_AIM:_ Write out every line of the items again, changing each "interactable" to "clickable" and keeping everything else the same.

Element and box listings
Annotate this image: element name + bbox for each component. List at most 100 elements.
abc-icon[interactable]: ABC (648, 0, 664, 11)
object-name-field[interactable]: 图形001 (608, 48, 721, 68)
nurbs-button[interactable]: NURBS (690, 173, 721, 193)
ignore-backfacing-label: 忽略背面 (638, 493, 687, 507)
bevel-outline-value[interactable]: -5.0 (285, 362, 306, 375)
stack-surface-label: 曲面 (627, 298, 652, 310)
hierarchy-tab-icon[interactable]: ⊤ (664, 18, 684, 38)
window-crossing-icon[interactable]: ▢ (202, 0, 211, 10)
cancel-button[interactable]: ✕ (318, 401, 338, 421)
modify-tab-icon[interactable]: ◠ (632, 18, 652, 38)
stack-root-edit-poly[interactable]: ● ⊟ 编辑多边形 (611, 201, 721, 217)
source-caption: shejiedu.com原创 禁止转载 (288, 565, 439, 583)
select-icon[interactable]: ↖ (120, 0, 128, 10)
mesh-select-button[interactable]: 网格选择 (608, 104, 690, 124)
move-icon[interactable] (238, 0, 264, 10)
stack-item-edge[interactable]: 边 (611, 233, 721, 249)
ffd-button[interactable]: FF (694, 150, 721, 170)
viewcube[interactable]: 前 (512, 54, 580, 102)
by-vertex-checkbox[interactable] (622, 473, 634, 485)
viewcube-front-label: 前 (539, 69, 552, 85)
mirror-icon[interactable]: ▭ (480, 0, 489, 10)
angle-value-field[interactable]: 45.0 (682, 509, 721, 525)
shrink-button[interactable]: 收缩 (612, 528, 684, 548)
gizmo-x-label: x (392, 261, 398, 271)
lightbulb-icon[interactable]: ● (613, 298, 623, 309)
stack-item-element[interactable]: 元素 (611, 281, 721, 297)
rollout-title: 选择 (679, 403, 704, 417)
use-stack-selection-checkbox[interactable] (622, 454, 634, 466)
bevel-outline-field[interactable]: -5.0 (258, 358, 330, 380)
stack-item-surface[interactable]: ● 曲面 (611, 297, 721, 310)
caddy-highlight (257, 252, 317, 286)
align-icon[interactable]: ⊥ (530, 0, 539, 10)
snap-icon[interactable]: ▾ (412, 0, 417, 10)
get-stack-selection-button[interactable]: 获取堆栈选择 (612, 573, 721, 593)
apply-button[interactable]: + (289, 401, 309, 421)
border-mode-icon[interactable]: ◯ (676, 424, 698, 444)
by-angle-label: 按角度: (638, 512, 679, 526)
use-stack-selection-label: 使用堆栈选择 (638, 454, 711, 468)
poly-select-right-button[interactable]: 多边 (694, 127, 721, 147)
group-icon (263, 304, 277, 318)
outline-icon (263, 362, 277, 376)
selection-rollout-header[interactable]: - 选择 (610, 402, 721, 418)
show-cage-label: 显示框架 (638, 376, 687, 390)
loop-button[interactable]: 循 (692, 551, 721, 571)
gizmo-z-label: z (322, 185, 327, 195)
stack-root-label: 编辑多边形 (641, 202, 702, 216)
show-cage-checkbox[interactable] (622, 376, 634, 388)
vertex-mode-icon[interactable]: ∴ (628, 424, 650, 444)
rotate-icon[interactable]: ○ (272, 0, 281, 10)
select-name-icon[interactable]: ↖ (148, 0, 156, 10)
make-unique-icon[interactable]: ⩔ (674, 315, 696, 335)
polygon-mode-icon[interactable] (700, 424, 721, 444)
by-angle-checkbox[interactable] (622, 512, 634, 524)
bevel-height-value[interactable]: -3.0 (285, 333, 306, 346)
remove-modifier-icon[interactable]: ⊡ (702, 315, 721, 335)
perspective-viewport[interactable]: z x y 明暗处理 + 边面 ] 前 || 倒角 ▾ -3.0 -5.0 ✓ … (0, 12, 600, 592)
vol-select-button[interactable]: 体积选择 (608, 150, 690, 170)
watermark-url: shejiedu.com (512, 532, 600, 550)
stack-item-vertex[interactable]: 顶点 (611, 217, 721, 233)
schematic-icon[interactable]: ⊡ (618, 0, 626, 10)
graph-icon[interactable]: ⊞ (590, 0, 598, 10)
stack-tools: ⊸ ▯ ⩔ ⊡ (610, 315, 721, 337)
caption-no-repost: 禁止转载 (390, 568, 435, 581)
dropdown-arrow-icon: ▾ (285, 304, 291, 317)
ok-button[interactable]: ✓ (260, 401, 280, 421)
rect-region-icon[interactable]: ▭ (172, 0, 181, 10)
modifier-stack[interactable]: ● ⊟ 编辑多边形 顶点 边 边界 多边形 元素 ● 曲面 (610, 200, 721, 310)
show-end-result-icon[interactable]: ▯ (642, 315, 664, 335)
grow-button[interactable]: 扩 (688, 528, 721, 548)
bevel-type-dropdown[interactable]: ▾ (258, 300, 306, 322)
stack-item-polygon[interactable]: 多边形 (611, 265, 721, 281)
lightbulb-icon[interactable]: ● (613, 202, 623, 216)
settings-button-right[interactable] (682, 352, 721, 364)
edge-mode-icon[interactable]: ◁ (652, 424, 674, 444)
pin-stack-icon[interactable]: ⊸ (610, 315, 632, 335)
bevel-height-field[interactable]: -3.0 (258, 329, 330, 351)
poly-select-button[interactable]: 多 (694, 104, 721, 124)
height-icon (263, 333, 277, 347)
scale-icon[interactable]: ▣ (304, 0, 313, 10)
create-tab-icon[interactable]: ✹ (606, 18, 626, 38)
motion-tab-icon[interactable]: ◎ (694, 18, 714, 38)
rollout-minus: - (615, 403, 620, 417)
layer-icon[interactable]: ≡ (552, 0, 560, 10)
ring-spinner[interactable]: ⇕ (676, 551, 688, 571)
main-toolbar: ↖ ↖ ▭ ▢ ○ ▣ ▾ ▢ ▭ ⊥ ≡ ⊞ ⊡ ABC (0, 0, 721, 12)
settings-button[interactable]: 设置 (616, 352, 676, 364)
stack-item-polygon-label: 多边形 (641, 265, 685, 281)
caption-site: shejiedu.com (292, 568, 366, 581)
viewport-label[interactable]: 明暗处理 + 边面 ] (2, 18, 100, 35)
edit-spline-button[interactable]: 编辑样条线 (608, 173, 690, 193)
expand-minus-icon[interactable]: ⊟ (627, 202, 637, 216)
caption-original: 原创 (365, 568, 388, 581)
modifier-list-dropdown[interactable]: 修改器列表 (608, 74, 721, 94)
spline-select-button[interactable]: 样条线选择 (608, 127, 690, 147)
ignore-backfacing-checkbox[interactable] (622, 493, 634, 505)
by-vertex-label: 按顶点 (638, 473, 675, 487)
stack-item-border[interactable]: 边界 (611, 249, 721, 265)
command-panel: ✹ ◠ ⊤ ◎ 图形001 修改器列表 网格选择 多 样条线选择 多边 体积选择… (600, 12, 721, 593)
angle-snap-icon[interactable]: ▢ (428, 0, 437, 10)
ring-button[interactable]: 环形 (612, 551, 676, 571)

_FINAL RESULT:_
Annotate this image: element name + bbox for each component. List at most 100 elements.
abc-icon[clickable]: ABC (648, 0, 664, 11)
object-name-field[clickable]: 图形001 (608, 48, 721, 68)
nurbs-button[clickable]: NURBS (690, 173, 721, 193)
ignore-backfacing-label: 忽略背面 (638, 493, 687, 507)
bevel-outline-value[clickable]: -5.0 (285, 362, 306, 375)
stack-surface-label: 曲面 (627, 298, 652, 310)
hierarchy-tab-icon[clickable]: ⊤ (664, 18, 684, 38)
window-crossing-icon[clickable]: ▢ (202, 0, 211, 10)
cancel-button[clickable]: ✕ (318, 401, 338, 421)
modify-tab-icon[clickable]: ◠ (632, 18, 652, 38)
stack-root-edit-poly[clickable]: ● ⊟ 编辑多边形 (611, 201, 721, 217)
source-caption: shejiedu.com原创 禁止转载 (288, 565, 439, 583)
select-icon[clickable]: ↖ (120, 0, 128, 10)
mesh-select-button[clickable]: 网格选择 (608, 104, 690, 124)
move-icon[clickable] (238, 0, 264, 10)
stack-item-edge[clickable]: 边 (611, 233, 721, 249)
ffd-button[clickable]: FF (694, 150, 721, 170)
viewcube[clickable]: 前 (512, 54, 580, 102)
by-vertex-checkbox[clickable] (622, 473, 634, 485)
viewcube-front-label: 前 (539, 69, 552, 85)
mirror-icon[clickable]: ▭ (480, 0, 489, 10)
angle-value-field[clickable]: 45.0 (682, 509, 721, 525)
shrink-button[clickable]: 收缩 (612, 528, 684, 548)
gizmo-x-label: x (392, 261, 398, 271)
lightbulb-icon[clickable]: ● (613, 298, 623, 309)
stack-item-element[clickable]: 元素 (611, 281, 721, 297)
rollout-title: 选择 (679, 403, 704, 417)
use-stack-selection-checkbox[clickable] (622, 454, 634, 466)
bevel-outline-field[clickable]: -5.0 (258, 358, 330, 380)
stack-item-surface[clickable]: ● 曲面 (611, 297, 721, 310)
caddy-highlight (257, 252, 317, 286)
align-icon[clickable]: ⊥ (530, 0, 539, 10)
snap-icon[clickable]: ▾ (412, 0, 417, 10)
get-stack-selection-button[clickable]: 获取堆栈选择 (612, 573, 721, 593)
apply-button[clickable]: + (289, 401, 309, 421)
border-mode-icon[clickable]: ◯ (676, 424, 698, 444)
by-angle-label: 按角度: (638, 512, 679, 526)
use-stack-selection-label: 使用堆栈选择 (638, 454, 711, 468)
poly-select-right-button[clickable]: 多边 (694, 127, 721, 147)
group-icon (263, 304, 277, 318)
outline-icon (263, 362, 277, 376)
selection-rollout-header[clickable]: - 选择 (610, 402, 721, 418)
show-cage-label: 显示框架 (638, 376, 687, 390)
loop-button[clickable]: 循 (692, 551, 721, 571)
gizmo-z-label: z (322, 185, 327, 195)
stack-root-label: 编辑多边形 (641, 202, 702, 216)
show-cage-checkbox[clickable] (622, 376, 634, 388)
vertex-mode-icon[clickable]: ∴ (628, 424, 650, 444)
rotate-icon[clickable]: ○ (272, 0, 281, 10)
select-name-icon[clickable]: ↖ (148, 0, 156, 10)
make-unique-icon[clickable]: ⩔ (674, 315, 696, 335)
polygon-mode-icon[clickable] (700, 424, 721, 444)
by-angle-checkbox[clickable] (622, 512, 634, 524)
bevel-height-value[clickable]: -3.0 (285, 333, 306, 346)
remove-modifier-icon[clickable]: ⊡ (702, 315, 721, 335)
perspective-viewport[clickable]: z x y 明暗处理 + 边面 ] 前 || 倒角 ▾ -3.0 -5.0 ✓ … (0, 12, 600, 592)
vol-select-button[clickable]: 体积选择 (608, 150, 690, 170)
watermark-url: shejiedu.com (512, 532, 600, 550)
stack-item-vertex[clickable]: 顶点 (611, 217, 721, 233)
schematic-icon[clickable]: ⊡ (618, 0, 626, 10)
graph-icon[clickable]: ⊞ (590, 0, 598, 10)
stack-tools: ⊸ ▯ ⩔ ⊡ (610, 315, 721, 337)
caption-no-repost: 禁止转载 (390, 568, 435, 581)
dropdown-arrow-icon: ▾ (285, 304, 291, 317)
ok-button[clickable]: ✓ (260, 401, 280, 421)
rect-region-icon[clickable]: ▭ (172, 0, 181, 10)
modifier-stack[clickable]: ● ⊟ 编辑多边形 顶点 边 边界 多边形 元素 ● 曲面 (610, 200, 721, 310)
show-end-result-icon[clickable]: ▯ (642, 315, 664, 335)
grow-button[clickable]: 扩 (688, 528, 721, 548)
bevel-type-dropdown[clickable]: ▾ (258, 300, 306, 322)
stack-item-polygon[clickable]: 多边形 (611, 265, 721, 281)
lightbulb-icon[clickable]: ● (613, 202, 623, 216)
settings-button-right[clickable] (682, 352, 721, 364)
edge-mode-icon[clickable]: ◁ (652, 424, 674, 444)
pin-stack-icon[clickable]: ⊸ (610, 315, 632, 335)
bevel-height-field[clickable]: -3.0 (258, 329, 330, 351)
poly-select-button[clickable]: 多 (694, 104, 721, 124)
height-icon (263, 333, 277, 347)
scale-icon[clickable]: ▣ (304, 0, 313, 10)
create-tab-icon[clickable]: ✹ (606, 18, 626, 38)
motion-tab-icon[clickable]: ◎ (694, 18, 714, 38)
rollout-minus: - (615, 403, 620, 417)
layer-icon[clickable]: ≡ (552, 0, 560, 10)
ring-spinner[clickable]: ⇕ (676, 551, 688, 571)
main-toolbar: ↖ ↖ ▭ ▢ ○ ▣ ▾ ▢ ▭ ⊥ ≡ ⊞ ⊡ ABC (0, 0, 721, 12)
settings-button[clickable]: 设置 (616, 352, 676, 364)
stack-item-polygon-label: 多边形 (641, 265, 685, 281)
caption-site: shejiedu.com (292, 568, 366, 581)
viewport-label[clickable]: 明暗处理 + 边面 ] (2, 18, 100, 35)
edit-spline-button[clickable]: 编辑样条线 (608, 173, 690, 193)
expand-minus-icon[clickable]: ⊟ (627, 202, 637, 216)
caption-original: 原创 (365, 568, 388, 581)
modifier-list-dropdown[clickable]: 修改器列表 (608, 74, 721, 94)
spline-select-button[clickable]: 样条线选择 (608, 127, 690, 147)
ignore-backfacing-checkbox[clickable] (622, 493, 634, 505)
by-vertex-label: 按顶点 (638, 473, 675, 487)
stack-item-border[clickable]: 边界 (611, 249, 721, 265)
command-panel: ✹ ◠ ⊤ ◎ 图形001 修改器列表 网格选择 多 样条线选择 多边 体积选择… (600, 12, 721, 593)
angle-snap-icon[clickable]: ▢ (428, 0, 437, 10)
ring-button[clickable]: 环形 (612, 551, 676, 571)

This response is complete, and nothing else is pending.